▶ **PROMPT**
Return the material below in full and exactly.

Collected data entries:

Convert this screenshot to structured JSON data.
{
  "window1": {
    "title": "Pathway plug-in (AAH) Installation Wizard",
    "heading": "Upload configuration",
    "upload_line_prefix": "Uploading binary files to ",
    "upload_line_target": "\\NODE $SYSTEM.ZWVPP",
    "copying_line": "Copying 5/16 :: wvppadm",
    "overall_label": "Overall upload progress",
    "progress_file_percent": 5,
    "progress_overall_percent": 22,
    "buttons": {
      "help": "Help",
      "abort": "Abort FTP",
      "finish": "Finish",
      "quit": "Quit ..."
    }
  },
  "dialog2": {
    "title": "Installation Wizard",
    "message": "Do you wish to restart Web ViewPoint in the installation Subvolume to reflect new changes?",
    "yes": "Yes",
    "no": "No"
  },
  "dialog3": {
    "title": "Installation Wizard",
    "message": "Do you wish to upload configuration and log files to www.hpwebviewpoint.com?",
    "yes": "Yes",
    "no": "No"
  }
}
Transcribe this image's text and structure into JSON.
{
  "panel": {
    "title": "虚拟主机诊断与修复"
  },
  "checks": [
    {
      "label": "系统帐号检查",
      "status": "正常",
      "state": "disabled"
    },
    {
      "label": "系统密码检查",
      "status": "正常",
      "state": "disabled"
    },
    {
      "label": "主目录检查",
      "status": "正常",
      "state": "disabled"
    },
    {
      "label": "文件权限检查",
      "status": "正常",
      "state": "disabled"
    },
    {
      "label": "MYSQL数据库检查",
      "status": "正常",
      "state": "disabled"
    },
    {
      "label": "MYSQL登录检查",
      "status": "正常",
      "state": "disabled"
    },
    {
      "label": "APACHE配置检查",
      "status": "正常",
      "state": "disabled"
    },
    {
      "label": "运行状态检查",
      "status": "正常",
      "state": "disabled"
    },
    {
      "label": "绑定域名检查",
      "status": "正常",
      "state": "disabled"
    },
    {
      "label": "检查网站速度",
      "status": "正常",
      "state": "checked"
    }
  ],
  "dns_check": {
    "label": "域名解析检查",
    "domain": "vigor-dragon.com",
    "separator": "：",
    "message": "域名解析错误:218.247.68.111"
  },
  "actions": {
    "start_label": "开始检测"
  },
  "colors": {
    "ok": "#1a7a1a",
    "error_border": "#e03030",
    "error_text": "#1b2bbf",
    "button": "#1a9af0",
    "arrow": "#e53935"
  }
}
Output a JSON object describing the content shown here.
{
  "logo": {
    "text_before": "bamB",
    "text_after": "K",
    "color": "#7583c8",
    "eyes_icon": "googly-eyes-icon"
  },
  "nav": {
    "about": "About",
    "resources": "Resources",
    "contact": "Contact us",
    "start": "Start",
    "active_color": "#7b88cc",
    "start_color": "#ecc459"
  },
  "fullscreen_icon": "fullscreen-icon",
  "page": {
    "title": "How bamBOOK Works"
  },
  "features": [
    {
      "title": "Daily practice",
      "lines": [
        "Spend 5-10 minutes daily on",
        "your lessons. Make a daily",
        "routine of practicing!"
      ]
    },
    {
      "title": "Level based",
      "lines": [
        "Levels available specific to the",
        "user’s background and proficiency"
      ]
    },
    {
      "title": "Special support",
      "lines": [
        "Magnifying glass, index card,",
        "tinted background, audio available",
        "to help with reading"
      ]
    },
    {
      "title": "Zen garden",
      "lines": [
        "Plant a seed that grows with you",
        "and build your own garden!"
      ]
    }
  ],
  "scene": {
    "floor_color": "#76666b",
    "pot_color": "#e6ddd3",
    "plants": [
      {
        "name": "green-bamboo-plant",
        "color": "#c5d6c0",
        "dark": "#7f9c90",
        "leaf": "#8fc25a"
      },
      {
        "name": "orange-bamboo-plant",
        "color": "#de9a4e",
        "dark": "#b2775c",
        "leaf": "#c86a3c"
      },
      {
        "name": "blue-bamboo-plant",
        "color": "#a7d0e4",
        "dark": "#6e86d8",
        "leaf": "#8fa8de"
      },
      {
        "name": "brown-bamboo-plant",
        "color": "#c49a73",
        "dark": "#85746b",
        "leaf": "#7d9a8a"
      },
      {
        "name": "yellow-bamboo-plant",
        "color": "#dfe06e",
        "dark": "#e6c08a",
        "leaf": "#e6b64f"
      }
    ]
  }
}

▶ **EXERCISE RESPONSE**
Convert this screenshot to structured JSON data.
{
  "window1": {
    "title": "Pathway plug-in (AAH) Installation Wizard",
    "heading": "Upload configuration",
    "upload_line_prefix": "Uploading binary files to ",
    "upload_line_target": "\\NODE $SYSTEM.ZWVPP",
    "copying_line": "Copying 5/16 :: wvppadm",
    "overall_label": "Overall upload progress",
    "progress_file_percent": 5,
    "progress_overall_percent": 22,
    "buttons": {
      "help": "Help",
      "abort": "Abort FTP",
      "finish": "Finish",
      "quit": "Quit ..."
    }
  },
  "dialog2": {
    "title": "Installation Wizard",
    "message": "Do you wish to restart Web ViewPoint in the installation Subvolume to reflect new changes?",
    "yes": "Yes",
    "no": "No"
  },
  "dialog3": {
    "title": "Installation Wizard",
    "message": "Do you wish to upload configuration and log files to www.hpwebviewpoint.com?",
    "yes": "Yes",
    "no": "No"
  }
}
Transcribe this image's text and structure into JSON.
{
  "panel": {
    "title": "虚拟主机诊断与修复"
  },
  "checks": [
    {
      "label": "系统帐号检查",
      "status": "正常",
      "state": "disabled"
    },
    {
      "label": "系统密码检查",
      "status": "正常",
      "state": "disabled"
    },
    {
      "label": "主目录检查",
      "status": "正常",
      "state": "disabled"
    },
    {
      "label": "文件权限检查",
      "status": "正常",
      "state": "disabled"
    },
    {
      "label": "MYSQL数据库检查",
      "status": "正常",
      "state": "disabled"
    },
    {
      "label": "MYSQL登录检查",
      "status": "正常",
      "state": "disabled"
    },
    {
      "label": "APACHE配置检查",
      "status": "正常",
      "state": "disabled"
    },
    {
      "label": "运行状态检查",
      "status": "正常",
      "state": "disabled"
    },
    {
      "label": "绑定域名检查",
      "status": "正常",
      "state": "disabled"
    },
    {
      "label": "检查网站速度",
      "status": "正常",
      "state": "checked"
    }
  ],
  "dns_check": {
    "label": "域名解析检查",
    "domain": "vigor-dragon.com",
    "separator": "：",
    "message": "域名解析错误:218.247.68.111"
  },
  "actions": {
    "start_label": "开始检测"
  },
  "colors": {
    "ok": "#1a7a1a",
    "error_border": "#e03030",
    "error_text": "#1b2bbf",
    "button": "#1a9af0",
    "arrow": "#e53935"
  }
}
Output a JSON object describing the content shown here.
{
  "logo": {
    "text_before": "bamB",
    "text_after": "K",
    "color": "#7583c8",
    "eyes_icon": "googly-eyes-icon"
  },
  "nav": {
    "about": "About",
    "resources": "Resources",
    "contact": "Contact us",
    "start": "Start",
    "active_color": "#7b88cc",
    "start_color": "#ecc459"
  },
  "fullscreen_icon": "fullscreen-icon",
  "page": {
    "title": "How bamBOOK Works"
  },
  "features": [
    {
      "title": "Daily practice",
      "lines": [
        "Spend 5-10 minutes daily on",
        "your lessons. Make a daily",
        "routine of practicing!"
      ]
    },
    {
      "title": "Level based",
      "lines": [
        "Levels available specific to the",
        "user’s background and proficiency"
      ]
    },
    {
      "title": "Special support",
      "lines": [
        "Magnifying glass, index card,",
        "tinted background, audio available",
        "to help with reading"
      ]
    },
    {
      "title": "Zen garden",
      "lines": [
        "Plant a seed that grows with you",
        "and build your own garden!"
      ]
    }
  ],
  "scene": {
    "floor_color": "#76666b",
    "pot_color": "#e6ddd3",
    "plants": [
      {
        "name": "green-bamboo-plant",
        "color": "#c5d6c0",
        "dark": "#7f9c90",
        "leaf": "#8fc25a"
      },
      {
        "name": "orange-bamboo-plant",
        "color": "#de9a4e",
        "dark": "#b2775c",
        "leaf": "#c86a3c"
      },
      {
        "name": "blue-bamboo-plant",
        "color": "#a7d0e4",
        "dark": "#6e86d8",
        "leaf": "#8fa8de"
      },
      {
        "name": "brown-bamboo-plant",
        "color": "#c49a73",
        "dark": "#85746b",
        "leaf": "#7d9a8a"
      },
      {
        "name": "yellow-bamboo-plant",
        "color": "#dfe06e",
        "dark": "#e6c08a",
        "leaf": "#e6b64f"
      }
    ]
  }
}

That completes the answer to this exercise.